Task objective: Return each line of the records with nothing changed, pictures excepted.

--- start Data supplied ---

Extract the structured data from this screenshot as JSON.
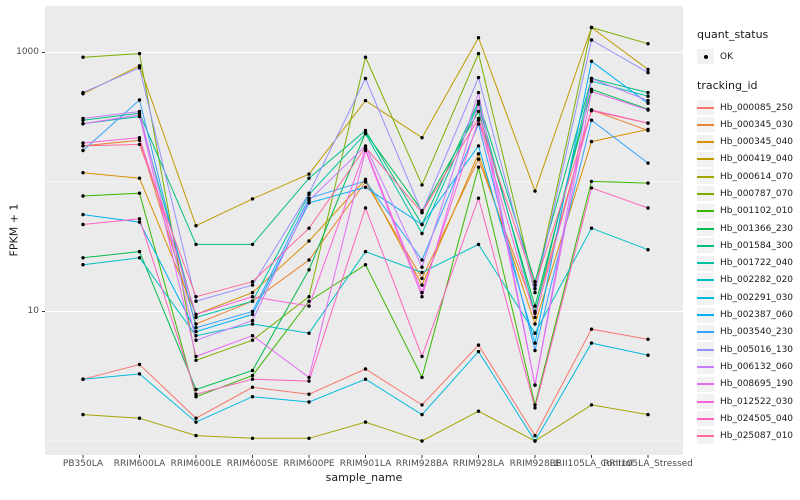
{
  "chart_data": {
    "type": "line",
    "title": "",
    "xlabel": "sample_name",
    "ylabel": "FPKM + 1",
    "y_scale": "log10",
    "y_major_ticks": [
      10,
      1000
    ],
    "y_minor_gridlines": [
      1,
      100
    ],
    "grid": true,
    "legend_position": "right",
    "point_color": "#000000",
    "panel_bg": "#ebebeb",
    "grid_color": "#ffffff",
    "categories": [
      "PB350LA",
      "RRIM600LA",
      "RRIM600LE",
      "RRIM600SE",
      "RRIM600PE",
      "RRIM901LA",
      "RRIM928BA",
      "RRIM928LA",
      "RRIM928LE",
      "RRII105LA_Control",
      "RRII105LA_Stressed"
    ],
    "series": [
      {
        "name": "Hb_000085_250",
        "color": "#F8766D",
        "values": [
          3.0,
          3.9,
          1.5,
          2.6,
          2.3,
          3.6,
          1.9,
          5.5,
          1.1,
          7.3,
          6.1
        ]
      },
      {
        "name": "Hb_000345_030",
        "color": "#EA8331",
        "values": [
          190,
          210,
          8,
          12,
          25,
          100,
          18,
          150,
          10,
          360,
          250
        ]
      },
      {
        "name": "Hb_000345_040",
        "color": "#D89000",
        "values": [
          118,
          107,
          9.5,
          14,
          35,
          105,
          16,
          165,
          8,
          205,
          255
        ]
      },
      {
        "name": "Hb_000419_040",
        "color": "#C09B00",
        "values": [
          480,
          790,
          46,
          74,
          115,
          425,
          220,
          1300,
          85,
          1560,
          740
        ]
      },
      {
        "name": "Hb_000614_070",
        "color": "#A3A500",
        "values": [
          1.6,
          1.5,
          1.1,
          1.05,
          1.05,
          1.4,
          1.0,
          1.7,
          1.0,
          1.9,
          1.6
        ]
      },
      {
        "name": "Hb_000787_070",
        "color": "#7CAE00",
        "values": [
          920,
          980,
          4.2,
          6,
          13,
          920,
          95,
          980,
          15,
          1560,
          1170
        ]
      },
      {
        "name": "Hb_001102_010",
        "color": "#39B600",
        "values": [
          78,
          82,
          2.2,
          3.2,
          12,
          23,
          3.1,
          130,
          1.9,
          101,
          98
        ]
      },
      {
        "name": "Hb_001366_230",
        "color": "#00BB4E",
        "values": [
          26,
          29,
          2.5,
          3.5,
          21,
          240,
          60,
          350,
          11,
          520,
          365
        ]
      },
      {
        "name": "Hb_001584_300",
        "color": "#00BF7D",
        "values": [
          300,
          340,
          33,
          33,
          107,
          250,
          47,
          420,
          17,
          630,
          490
        ]
      },
      {
        "name": "Hb_001722_040",
        "color": "#00C1A3",
        "values": [
          282,
          320,
          9,
          12,
          80,
          236,
          40,
          400,
          9.7,
          600,
          460
        ]
      },
      {
        "name": "Hb_002282_020",
        "color": "#00BFC4",
        "values": [
          23,
          26,
          6.5,
          8,
          6.8,
          29,
          20,
          33,
          6.8,
          44,
          30
        ]
      },
      {
        "name": "Hb_002291_030",
        "color": "#00BAE0",
        "values": [
          3.0,
          3.3,
          1.4,
          2.2,
          2.0,
          3.0,
          1.6,
          4.9,
          1.0,
          5.7,
          4.6
        ]
      },
      {
        "name": "Hb_002387_060",
        "color": "#00B0F6",
        "values": [
          56,
          49,
          7,
          9.5,
          69,
          91,
          47,
          190,
          5.7,
          855,
          405
        ]
      },
      {
        "name": "Hb_003540_230",
        "color": "#35A2FF",
        "values": [
          175,
          430,
          7.5,
          10,
          75,
          102,
          25,
          280,
          5,
          300,
          140
        ]
      },
      {
        "name": "Hb_005016_130",
        "color": "#9590FF",
        "values": [
          490,
          760,
          12,
          16,
          82,
          630,
          58,
          640,
          14,
          1250,
          700
        ]
      },
      {
        "name": "Hb_006132_060",
        "color": "#C77CFF",
        "values": [
          310,
          350,
          6,
          8.5,
          72,
          190,
          22,
          490,
          2.7,
          630,
          425
        ]
      },
      {
        "name": "Hb_008695_190",
        "color": "#E76BF3",
        "values": [
          282,
          330,
          4.5,
          6.5,
          3.1,
          175,
          13,
          400,
          2.7,
          500,
          360
        ]
      },
      {
        "name": "Hb_012522_030",
        "color": "#FA62DB",
        "values": [
          200,
          220,
          9.5,
          13,
          11,
          180,
          14,
          300,
          9,
          360,
          285
        ]
      },
      {
        "name": "Hb_024505_040",
        "color": "#FF62BC",
        "values": [
          47,
          52,
          2.3,
          3.0,
          2.9,
          63,
          4.5,
          75,
          1.8,
          90,
          63
        ]
      },
      {
        "name": "Hb_025087_010",
        "color": "#FF6A98",
        "values": [
          190,
          195,
          13,
          17,
          44,
          185,
          58,
          310,
          16,
          355,
          285
        ]
      }
    ]
  },
  "legend": {
    "quant_status": {
      "title": "quant_status",
      "items": [
        {
          "label": "OK",
          "symbol": "point"
        }
      ]
    },
    "tracking_id": {
      "title": "tracking_id"
    }
  },
  "colors": {
    "panel_bg": "#ebebeb",
    "gridline": "#ffffff",
    "legend_key_bg": "#f2f2f2",
    "tick_text": "#4d4d4d",
    "tick_mark": "#333333"
  }
}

--- end Data supplied ---

Full response:
Extract the structured data from this screenshot as JSON.
{
  "chart_data": {
    "type": "line",
    "title": "",
    "xlabel": "sample_name",
    "ylabel": "FPKM + 1",
    "y_scale": "log10",
    "y_major_ticks": [
      10,
      1000
    ],
    "y_minor_gridlines": [
      1,
      100
    ],
    "grid": true,
    "legend_position": "right",
    "point_color": "#000000",
    "panel_bg": "#ebebeb",
    "grid_color": "#ffffff",
    "categories": [
      "PB350LA",
      "RRIM600LA",
      "RRIM600LE",
      "RRIM600SE",
      "RRIM600PE",
      "RRIM901LA",
      "RRIM928BA",
      "RRIM928LA",
      "RRIM928LE",
      "RRII105LA_Control",
      "RRII105LA_Stressed"
    ],
    "series": [
      {
        "name": "Hb_000085_250",
        "color": "#F8766D",
        "values": [
          3.0,
          3.9,
          1.5,
          2.6,
          2.3,
          3.6,
          1.9,
          5.5,
          1.1,
          7.3,
          6.1
        ]
      },
      {
        "name": "Hb_000345_030",
        "color": "#EA8331",
        "values": [
          190,
          210,
          8,
          12,
          25,
          100,
          18,
          150,
          10,
          360,
          250
        ]
      },
      {
        "name": "Hb_000345_040",
        "color": "#D89000",
        "values": [
          118,
          107,
          9.5,
          14,
          35,
          105,
          16,
          165,
          8,
          205,
          255
        ]
      },
      {
        "name": "Hb_000419_040",
        "color": "#C09B00",
        "values": [
          480,
          790,
          46,
          74,
          115,
          425,
          220,
          1300,
          85,
          1560,
          740
        ]
      },
      {
        "name": "Hb_000614_070",
        "color": "#A3A500",
        "values": [
          1.6,
          1.5,
          1.1,
          1.05,
          1.05,
          1.4,
          1.0,
          1.7,
          1.0,
          1.9,
          1.6
        ]
      },
      {
        "name": "Hb_000787_070",
        "color": "#7CAE00",
        "values": [
          920,
          980,
          4.2,
          6,
          13,
          920,
          95,
          980,
          15,
          1560,
          1170
        ]
      },
      {
        "name": "Hb_001102_010",
        "color": "#39B600",
        "values": [
          78,
          82,
          2.2,
          3.2,
          12,
          23,
          3.1,
          130,
          1.9,
          101,
          98
        ]
      },
      {
        "name": "Hb_001366_230",
        "color": "#00BB4E",
        "values": [
          26,
          29,
          2.5,
          3.5,
          21,
          240,
          60,
          350,
          11,
          520,
          365
        ]
      },
      {
        "name": "Hb_001584_300",
        "color": "#00BF7D",
        "values": [
          300,
          340,
          33,
          33,
          107,
          250,
          47,
          420,
          17,
          630,
          490
        ]
      },
      {
        "name": "Hb_001722_040",
        "color": "#00C1A3",
        "values": [
          282,
          320,
          9,
          12,
          80,
          236,
          40,
          400,
          9.7,
          600,
          460
        ]
      },
      {
        "name": "Hb_002282_020",
        "color": "#00BFC4",
        "values": [
          23,
          26,
          6.5,
          8,
          6.8,
          29,
          20,
          33,
          6.8,
          44,
          30
        ]
      },
      {
        "name": "Hb_002291_030",
        "color": "#00BAE0",
        "values": [
          3.0,
          3.3,
          1.4,
          2.2,
          2.0,
          3.0,
          1.6,
          4.9,
          1.0,
          5.7,
          4.6
        ]
      },
      {
        "name": "Hb_002387_060",
        "color": "#00B0F6",
        "values": [
          56,
          49,
          7,
          9.5,
          69,
          91,
          47,
          190,
          5.7,
          855,
          405
        ]
      },
      {
        "name": "Hb_003540_230",
        "color": "#35A2FF",
        "values": [
          175,
          430,
          7.5,
          10,
          75,
          102,
          25,
          280,
          5,
          300,
          140
        ]
      },
      {
        "name": "Hb_005016_130",
        "color": "#9590FF",
        "values": [
          490,
          760,
          12,
          16,
          82,
          630,
          58,
          640,
          14,
          1250,
          700
        ]
      },
      {
        "name": "Hb_006132_060",
        "color": "#C77CFF",
        "values": [
          310,
          350,
          6,
          8.5,
          72,
          190,
          22,
          490,
          2.7,
          630,
          425
        ]
      },
      {
        "name": "Hb_008695_190",
        "color": "#E76BF3",
        "values": [
          282,
          330,
          4.5,
          6.5,
          3.1,
          175,
          13,
          400,
          2.7,
          500,
          360
        ]
      },
      {
        "name": "Hb_012522_030",
        "color": "#FA62DB",
        "values": [
          200,
          220,
          9.5,
          13,
          11,
          180,
          14,
          300,
          9,
          360,
          285
        ]
      },
      {
        "name": "Hb_024505_040",
        "color": "#FF62BC",
        "values": [
          47,
          52,
          2.3,
          3.0,
          2.9,
          63,
          4.5,
          75,
          1.8,
          90,
          63
        ]
      },
      {
        "name": "Hb_025087_010",
        "color": "#FF6A98",
        "values": [
          190,
          195,
          13,
          17,
          44,
          185,
          58,
          310,
          16,
          355,
          285
        ]
      }
    ]
  },
  "legend": {
    "quant_status": {
      "title": "quant_status",
      "items": [
        {
          "label": "OK",
          "symbol": "point"
        }
      ]
    },
    "tracking_id": {
      "title": "tracking_id"
    }
  },
  "colors": {
    "panel_bg": "#ebebeb",
    "gridline": "#ffffff",
    "legend_key_bg": "#f2f2f2",
    "tick_text": "#4d4d4d",
    "tick_mark": "#333333"
  }
}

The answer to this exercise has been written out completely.